● SET EXERCISE
Repeat each entry exactly and drop the pictures.

[start]

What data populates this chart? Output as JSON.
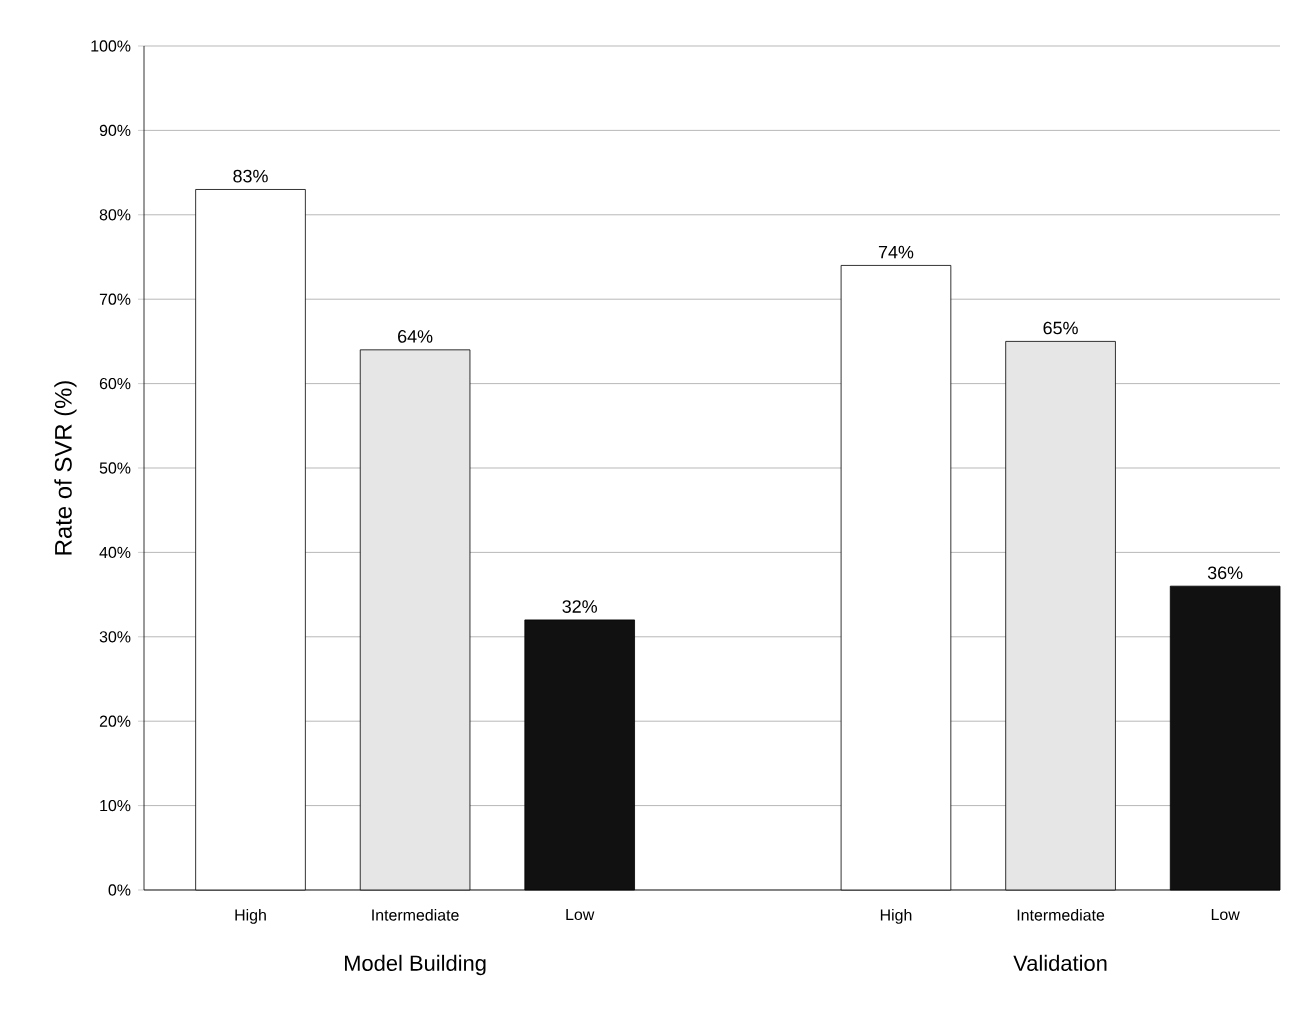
{
  "chart_data": {
    "type": "bar",
    "ylabel": "Rate of SVR (%)",
    "categories": [
      "Model Building",
      "Validation"
    ],
    "series": [
      {
        "name": "High",
        "color": "#ffffff",
        "values": [
          83,
          74
        ],
        "value_labels": [
          "83%",
          "74%"
        ]
      },
      {
        "name": "Intermediate",
        "color": "#e6e6e6",
        "values": [
          64,
          65
        ],
        "value_labels": [
          "64%",
          "65%"
        ]
      },
      {
        "name": "Low",
        "color": "#111111",
        "values": [
          32,
          36
        ],
        "value_labels": [
          "32%",
          "36%"
        ]
      }
    ],
    "ylim": [
      0,
      100
    ],
    "yticks": [
      {
        "value": 0,
        "label": "0%"
      },
      {
        "value": 10,
        "label": "10%"
      },
      {
        "value": 20,
        "label": "20%"
      },
      {
        "value": 30,
        "label": "30%"
      },
      {
        "value": 40,
        "label": "40%"
      },
      {
        "value": 50,
        "label": "50%"
      },
      {
        "value": 60,
        "label": "60%"
      },
      {
        "value": 70,
        "label": "70%"
      },
      {
        "value": 80,
        "label": "80%"
      },
      {
        "value": 90,
        "label": "90%"
      },
      {
        "value": 100,
        "label": "100%"
      }
    ],
    "grid": "y",
    "legend": false
  }
}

[end]

● ANSWER TO THIS PROBLEM
What data populates this chart? Output as JSON.
{
  "chart_data": {
    "type": "bar",
    "ylabel": "Rate of SVR (%)",
    "categories": [
      "Model Building",
      "Validation"
    ],
    "series": [
      {
        "name": "High",
        "color": "#ffffff",
        "values": [
          83,
          74
        ],
        "value_labels": [
          "83%",
          "74%"
        ]
      },
      {
        "name": "Intermediate",
        "color": "#e6e6e6",
        "values": [
          64,
          65
        ],
        "value_labels": [
          "64%",
          "65%"
        ]
      },
      {
        "name": "Low",
        "color": "#111111",
        "values": [
          32,
          36
        ],
        "value_labels": [
          "32%",
          "36%"
        ]
      }
    ],
    "ylim": [
      0,
      100
    ],
    "yticks": [
      {
        "value": 0,
        "label": "0%"
      },
      {
        "value": 10,
        "label": "10%"
      },
      {
        "value": 20,
        "label": "20%"
      },
      {
        "value": 30,
        "label": "30%"
      },
      {
        "value": 40,
        "label": "40%"
      },
      {
        "value": 50,
        "label": "50%"
      },
      {
        "value": 60,
        "label": "60%"
      },
      {
        "value": 70,
        "label": "70%"
      },
      {
        "value": 80,
        "label": "80%"
      },
      {
        "value": 90,
        "label": "90%"
      },
      {
        "value": 100,
        "label": "100%"
      }
    ],
    "grid": "y",
    "legend": false
  }
}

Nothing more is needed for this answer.